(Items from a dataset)

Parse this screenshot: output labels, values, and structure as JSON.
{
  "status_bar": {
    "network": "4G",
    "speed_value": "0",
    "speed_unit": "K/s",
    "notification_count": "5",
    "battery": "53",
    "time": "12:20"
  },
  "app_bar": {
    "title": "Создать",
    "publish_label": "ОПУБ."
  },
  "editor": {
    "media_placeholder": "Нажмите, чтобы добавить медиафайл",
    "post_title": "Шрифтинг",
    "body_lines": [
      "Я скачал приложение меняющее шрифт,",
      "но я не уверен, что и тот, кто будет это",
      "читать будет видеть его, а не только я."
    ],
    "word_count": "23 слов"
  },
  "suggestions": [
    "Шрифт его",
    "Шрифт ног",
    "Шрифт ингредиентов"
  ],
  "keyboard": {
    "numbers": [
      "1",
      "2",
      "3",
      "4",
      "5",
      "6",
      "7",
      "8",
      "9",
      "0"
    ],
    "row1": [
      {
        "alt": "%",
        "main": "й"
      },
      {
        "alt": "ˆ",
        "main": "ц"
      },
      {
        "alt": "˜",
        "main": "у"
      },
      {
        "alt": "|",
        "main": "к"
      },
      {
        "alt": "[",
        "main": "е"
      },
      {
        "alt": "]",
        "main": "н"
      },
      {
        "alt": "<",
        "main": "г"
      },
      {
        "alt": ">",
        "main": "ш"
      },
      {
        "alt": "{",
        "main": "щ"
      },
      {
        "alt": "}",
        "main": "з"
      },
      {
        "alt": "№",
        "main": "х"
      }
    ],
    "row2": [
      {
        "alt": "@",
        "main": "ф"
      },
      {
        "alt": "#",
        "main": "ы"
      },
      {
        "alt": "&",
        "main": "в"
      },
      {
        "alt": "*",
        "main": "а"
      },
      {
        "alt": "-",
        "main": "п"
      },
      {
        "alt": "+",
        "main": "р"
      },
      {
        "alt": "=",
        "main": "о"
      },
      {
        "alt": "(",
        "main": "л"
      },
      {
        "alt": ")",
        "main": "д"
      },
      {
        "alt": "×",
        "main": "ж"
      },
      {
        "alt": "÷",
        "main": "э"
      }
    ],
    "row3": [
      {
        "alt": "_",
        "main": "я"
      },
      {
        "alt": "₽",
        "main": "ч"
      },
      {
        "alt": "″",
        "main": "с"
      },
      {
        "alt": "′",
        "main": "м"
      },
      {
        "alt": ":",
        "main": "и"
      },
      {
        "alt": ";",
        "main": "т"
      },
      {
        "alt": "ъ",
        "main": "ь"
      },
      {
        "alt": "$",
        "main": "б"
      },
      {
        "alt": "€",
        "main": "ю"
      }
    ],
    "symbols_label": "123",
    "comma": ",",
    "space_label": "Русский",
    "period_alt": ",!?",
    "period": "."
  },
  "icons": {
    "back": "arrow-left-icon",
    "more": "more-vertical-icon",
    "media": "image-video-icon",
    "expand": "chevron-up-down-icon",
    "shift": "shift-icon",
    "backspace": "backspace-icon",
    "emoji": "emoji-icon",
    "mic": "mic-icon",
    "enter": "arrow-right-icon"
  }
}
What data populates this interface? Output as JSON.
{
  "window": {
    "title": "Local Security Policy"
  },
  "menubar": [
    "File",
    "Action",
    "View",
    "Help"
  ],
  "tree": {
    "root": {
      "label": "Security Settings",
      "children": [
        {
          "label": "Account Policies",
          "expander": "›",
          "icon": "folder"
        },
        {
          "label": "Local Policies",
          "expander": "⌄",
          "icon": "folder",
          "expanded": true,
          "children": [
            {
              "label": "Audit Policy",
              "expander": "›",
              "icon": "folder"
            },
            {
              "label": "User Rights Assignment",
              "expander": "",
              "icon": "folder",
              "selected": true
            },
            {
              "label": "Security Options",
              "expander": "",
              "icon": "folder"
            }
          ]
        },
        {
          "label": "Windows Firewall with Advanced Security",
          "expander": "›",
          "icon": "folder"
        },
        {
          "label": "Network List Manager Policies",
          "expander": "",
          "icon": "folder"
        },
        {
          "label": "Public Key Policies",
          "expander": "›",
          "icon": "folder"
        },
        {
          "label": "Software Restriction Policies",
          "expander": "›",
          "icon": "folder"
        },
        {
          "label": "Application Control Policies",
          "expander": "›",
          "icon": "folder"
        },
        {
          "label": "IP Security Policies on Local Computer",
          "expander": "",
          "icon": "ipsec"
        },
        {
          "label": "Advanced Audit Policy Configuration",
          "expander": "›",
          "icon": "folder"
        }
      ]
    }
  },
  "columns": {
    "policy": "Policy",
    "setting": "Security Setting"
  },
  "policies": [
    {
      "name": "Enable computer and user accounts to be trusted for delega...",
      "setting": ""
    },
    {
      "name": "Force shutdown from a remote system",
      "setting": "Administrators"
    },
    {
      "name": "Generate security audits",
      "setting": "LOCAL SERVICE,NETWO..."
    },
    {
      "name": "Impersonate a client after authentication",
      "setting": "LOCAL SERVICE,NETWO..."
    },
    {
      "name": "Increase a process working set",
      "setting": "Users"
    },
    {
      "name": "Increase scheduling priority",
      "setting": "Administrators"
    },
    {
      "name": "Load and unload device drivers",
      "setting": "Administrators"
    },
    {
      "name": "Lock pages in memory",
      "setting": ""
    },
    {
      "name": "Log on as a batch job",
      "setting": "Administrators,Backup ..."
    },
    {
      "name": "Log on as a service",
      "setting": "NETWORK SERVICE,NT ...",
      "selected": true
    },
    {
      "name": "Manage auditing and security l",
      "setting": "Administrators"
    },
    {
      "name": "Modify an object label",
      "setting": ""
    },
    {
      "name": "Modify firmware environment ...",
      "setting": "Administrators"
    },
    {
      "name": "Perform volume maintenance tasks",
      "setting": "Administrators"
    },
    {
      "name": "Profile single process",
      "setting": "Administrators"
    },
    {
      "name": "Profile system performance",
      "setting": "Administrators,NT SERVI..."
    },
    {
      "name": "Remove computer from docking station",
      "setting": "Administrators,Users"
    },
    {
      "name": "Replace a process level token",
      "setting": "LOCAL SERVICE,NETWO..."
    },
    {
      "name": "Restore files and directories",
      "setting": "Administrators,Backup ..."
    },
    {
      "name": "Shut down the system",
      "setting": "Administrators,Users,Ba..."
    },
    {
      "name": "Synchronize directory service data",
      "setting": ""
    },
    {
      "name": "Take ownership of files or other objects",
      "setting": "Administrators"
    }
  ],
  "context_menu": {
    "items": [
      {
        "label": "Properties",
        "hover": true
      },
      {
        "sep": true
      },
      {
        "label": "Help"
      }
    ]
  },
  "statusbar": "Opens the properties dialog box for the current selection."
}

What needs to be done: Pull every line containing "Users" out of the data above.

Response:
      "setting": "Users"
      "setting": "Administrators,Users"
      "setting": "Administrators,Users,Ba..."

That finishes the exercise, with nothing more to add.